Page text:

*** Block opens ***

Chromecast Screen Mirroring vs. Miracast

Fellow tech enthusiast and DC neighbor Joel Ward continues his role as a ZNF contributor. Beyond Zatz Not Funny, Joel can be found at Joel Explains It All and @joelsef on Twitter.

When the Google Chromecast came out over the summer, one of the first things many of us wanted to use it for was phone, laptop, and tablet screen mirroring. Basically, something like Miracast (or WiDi). Alas, I was under the impression that Google’s initial implementation only allowed for mirroring of tabs in the Google Chrome browser…on a computer, not a tablet or phone. Of course there’s the baked in support for Netflix, YouTube, Hulu Plus, Pandora and a handful of other apps beyond the Chrome tab mirroring, but I wasn’t aware of official full screen sharing.


As it turns out, Google includes an experimental feature that allows full screen mirroring — only on desktop operating systems, via a Chrome browser plugin, and currently without audio. We can assume this experimental feature will eventually become an official feature, and hopefully include full audio, better performance, and Android support.

We have been playing with the Chromecast ($35) screen mirroring and comparing it to Miracast, and it seems to work in a very similar way, though with some differences.

Google Chromecast Screen Mirroring

  • Works well to mirror the whole screen or a specific tab in the Chrome browser
  • Can’t mirror as a second screen, or so it would seem
  • Requires Chrome browser and works on Windows (not RT), Mac, ChromeOS
  • Mirroring a tab instead of the whole screen works much better when viewing dynamic or video content
  • Only works with desktop OS and browser at the moment (Android support is expected sooner or later)
  • No audio transmission at the moment when whole screen mirroring, but does work when mirroring a single Chrome browser tab
  • About .5 to 1 second lag time between desktop screen and wireless display
  • Audio/video sync and frame rate isn’t always quite right, especially when doing full screen mirroring
  • Less expensive option – $35 for the Chromecast and free Chrome browser

Miracast (or WiDi, Allcast, etc.)

  • Works well to mirror the whole screen (duplicate) or extend the desktop as a second screen (at least in Windows)

*** Block closes ***

Work item:
Duplicate the part of the Chromecast mirroring article from "Chromecast Screen Mirroring vs." up to and including "It All and @joelsef on Twitter.". The records that follow were taken from a different source than the article.

Records:
*** Block opens ***

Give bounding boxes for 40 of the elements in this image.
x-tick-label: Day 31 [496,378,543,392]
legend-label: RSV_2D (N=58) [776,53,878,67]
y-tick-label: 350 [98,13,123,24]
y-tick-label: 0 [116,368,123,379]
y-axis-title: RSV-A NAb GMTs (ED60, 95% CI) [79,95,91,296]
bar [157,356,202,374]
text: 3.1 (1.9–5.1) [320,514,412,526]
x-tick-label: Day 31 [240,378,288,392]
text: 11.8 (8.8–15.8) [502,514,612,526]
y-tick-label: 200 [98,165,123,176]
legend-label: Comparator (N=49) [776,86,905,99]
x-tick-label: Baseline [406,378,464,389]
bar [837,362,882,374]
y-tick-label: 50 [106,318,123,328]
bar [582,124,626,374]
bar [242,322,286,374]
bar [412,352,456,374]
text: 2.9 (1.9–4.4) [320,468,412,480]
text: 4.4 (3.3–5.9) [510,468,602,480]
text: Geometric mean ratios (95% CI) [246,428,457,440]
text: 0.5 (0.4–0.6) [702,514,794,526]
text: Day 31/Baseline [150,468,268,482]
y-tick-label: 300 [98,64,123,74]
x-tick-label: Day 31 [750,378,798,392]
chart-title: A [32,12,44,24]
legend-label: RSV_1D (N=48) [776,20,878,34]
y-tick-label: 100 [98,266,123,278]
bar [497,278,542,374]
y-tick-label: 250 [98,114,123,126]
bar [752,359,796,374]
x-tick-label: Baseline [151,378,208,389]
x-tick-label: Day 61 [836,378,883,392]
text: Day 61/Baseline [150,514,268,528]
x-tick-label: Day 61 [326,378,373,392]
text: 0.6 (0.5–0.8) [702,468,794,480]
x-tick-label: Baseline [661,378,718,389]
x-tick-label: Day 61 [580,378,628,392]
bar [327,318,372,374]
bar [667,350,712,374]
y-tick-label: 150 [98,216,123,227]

*** Block closes ***

Worked solution:
Chromecast Screen Mirroring vs. Miracast

Fellow tech enthusiast and DC neighbor Joel Ward continues his role as a ZNF contributor. Beyond Zatz Not Funny, Joel can be found at Joel Explains It All and @joelsef on Twitter.